- **Stored data**
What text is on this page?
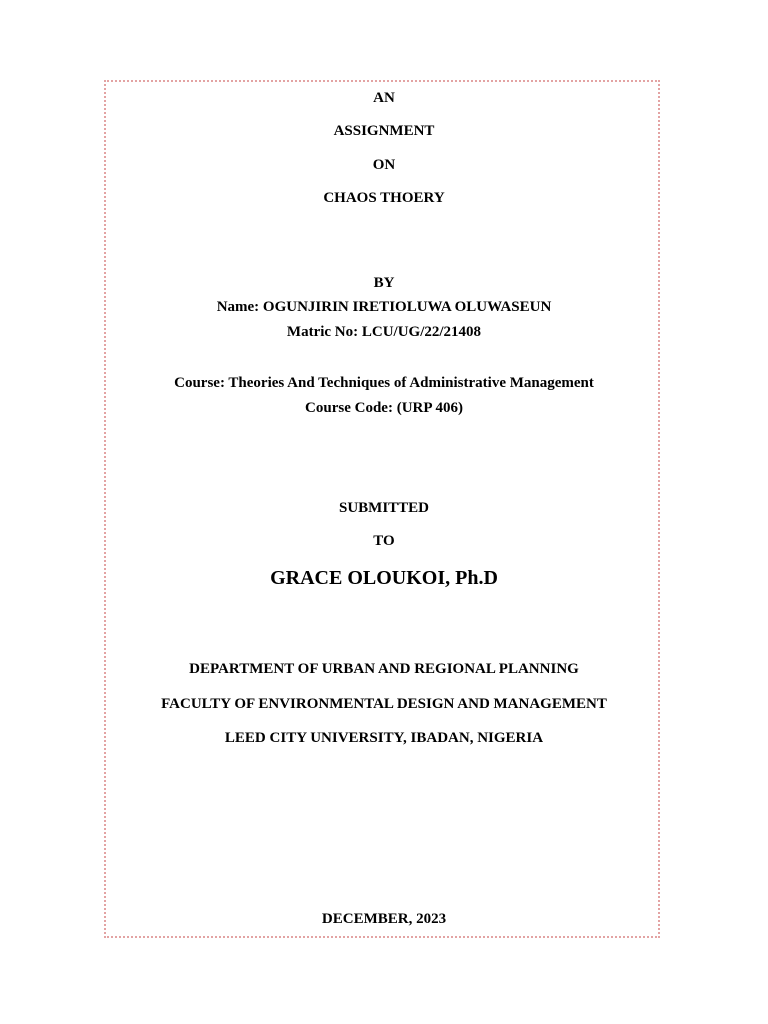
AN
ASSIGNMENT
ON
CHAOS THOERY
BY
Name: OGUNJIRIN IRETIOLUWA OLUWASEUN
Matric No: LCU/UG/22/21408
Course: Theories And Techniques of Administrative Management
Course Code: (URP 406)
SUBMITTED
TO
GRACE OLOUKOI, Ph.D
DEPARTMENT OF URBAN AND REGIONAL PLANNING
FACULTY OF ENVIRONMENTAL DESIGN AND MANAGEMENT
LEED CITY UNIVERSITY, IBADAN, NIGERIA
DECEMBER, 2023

...

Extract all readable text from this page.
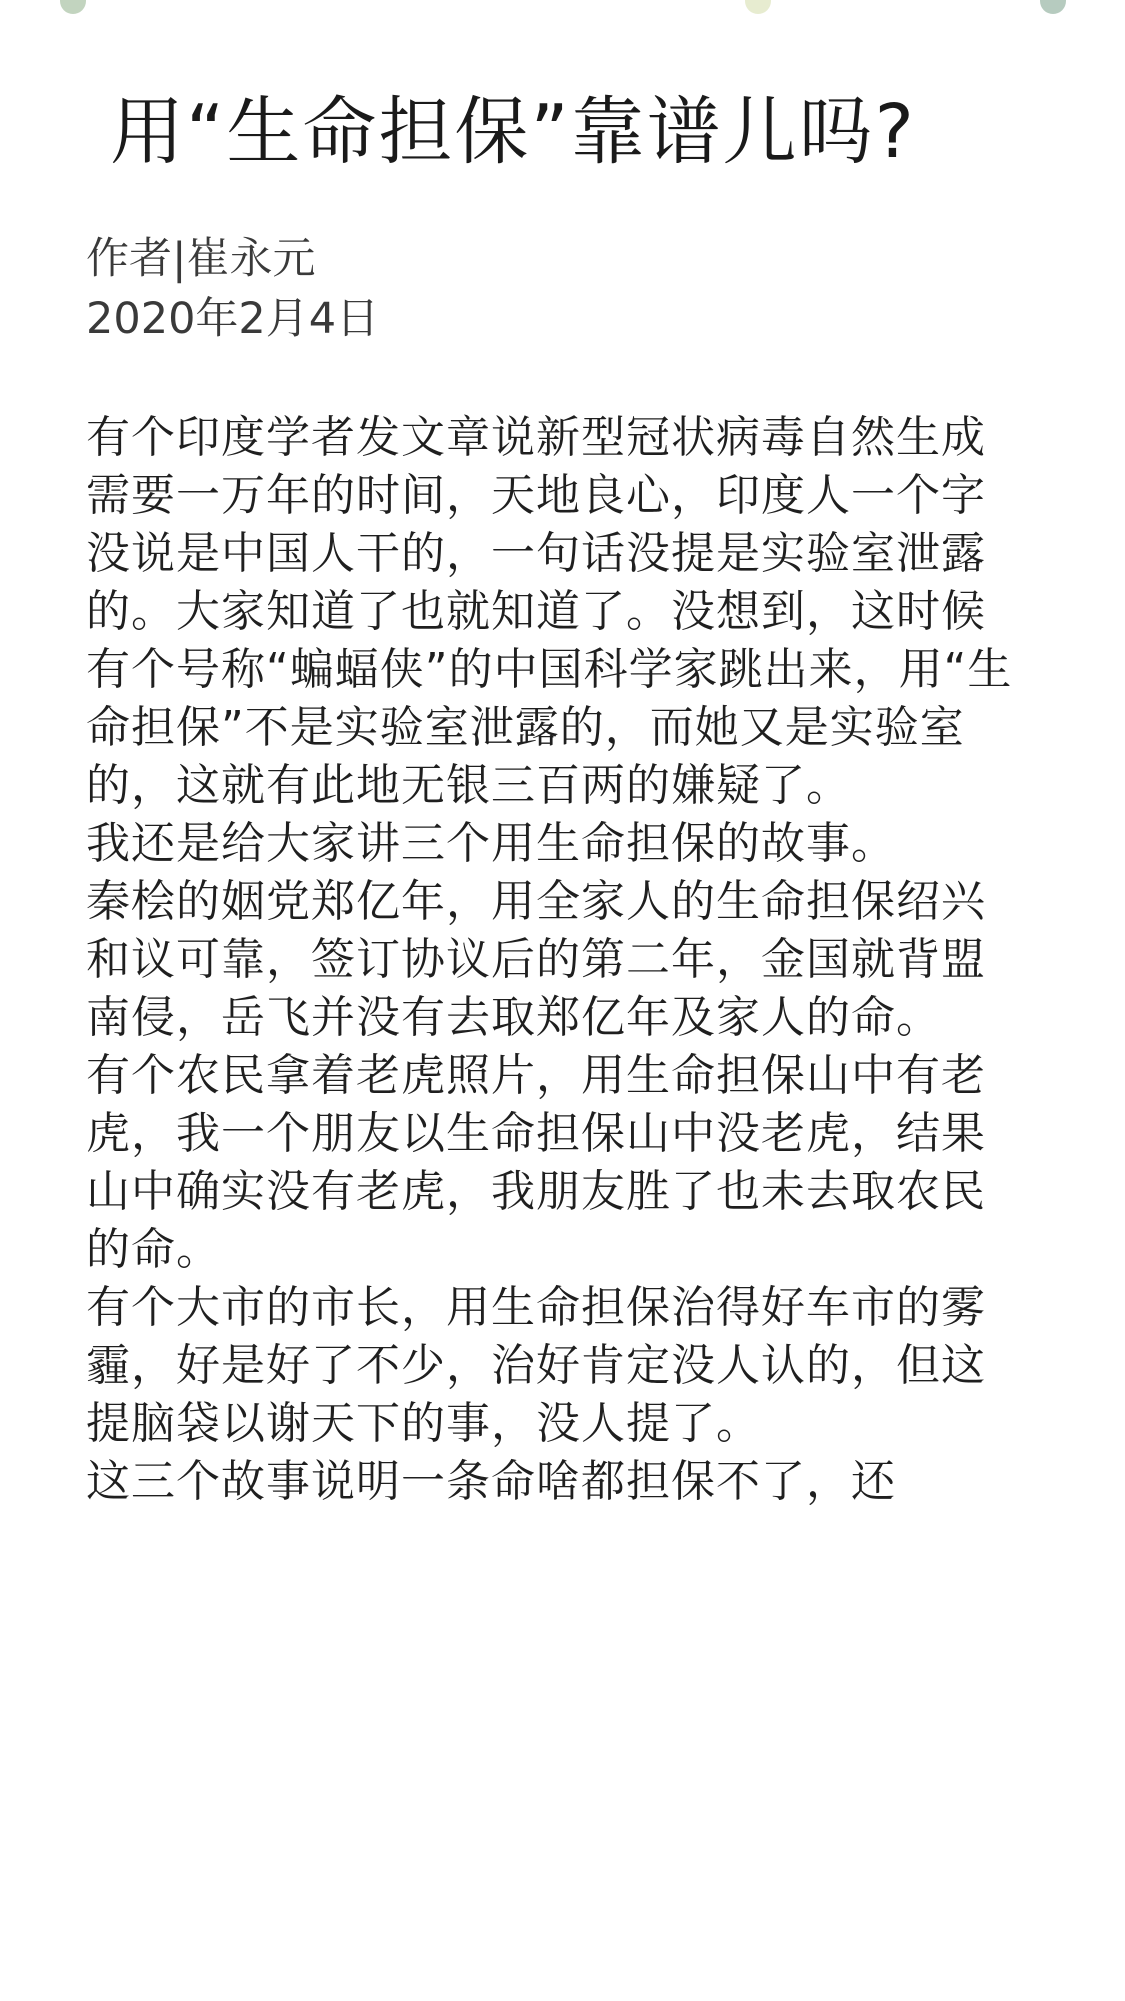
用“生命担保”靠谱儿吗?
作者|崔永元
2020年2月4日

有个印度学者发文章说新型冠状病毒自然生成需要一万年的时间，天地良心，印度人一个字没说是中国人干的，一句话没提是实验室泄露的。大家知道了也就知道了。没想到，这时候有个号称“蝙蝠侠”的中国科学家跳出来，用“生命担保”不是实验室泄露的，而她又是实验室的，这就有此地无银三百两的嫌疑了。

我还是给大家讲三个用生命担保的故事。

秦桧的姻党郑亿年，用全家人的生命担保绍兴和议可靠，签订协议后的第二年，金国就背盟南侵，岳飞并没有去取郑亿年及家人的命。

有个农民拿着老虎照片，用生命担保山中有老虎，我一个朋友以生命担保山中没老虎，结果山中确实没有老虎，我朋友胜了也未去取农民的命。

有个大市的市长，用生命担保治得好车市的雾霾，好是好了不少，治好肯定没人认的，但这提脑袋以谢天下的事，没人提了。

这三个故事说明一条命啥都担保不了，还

- **Problem to solve**
Scan the lines above for "Course", then copy every one that has it.

- **Result**
Course: Theories And Techniques of Administrative Management
Course Code: (URP 406)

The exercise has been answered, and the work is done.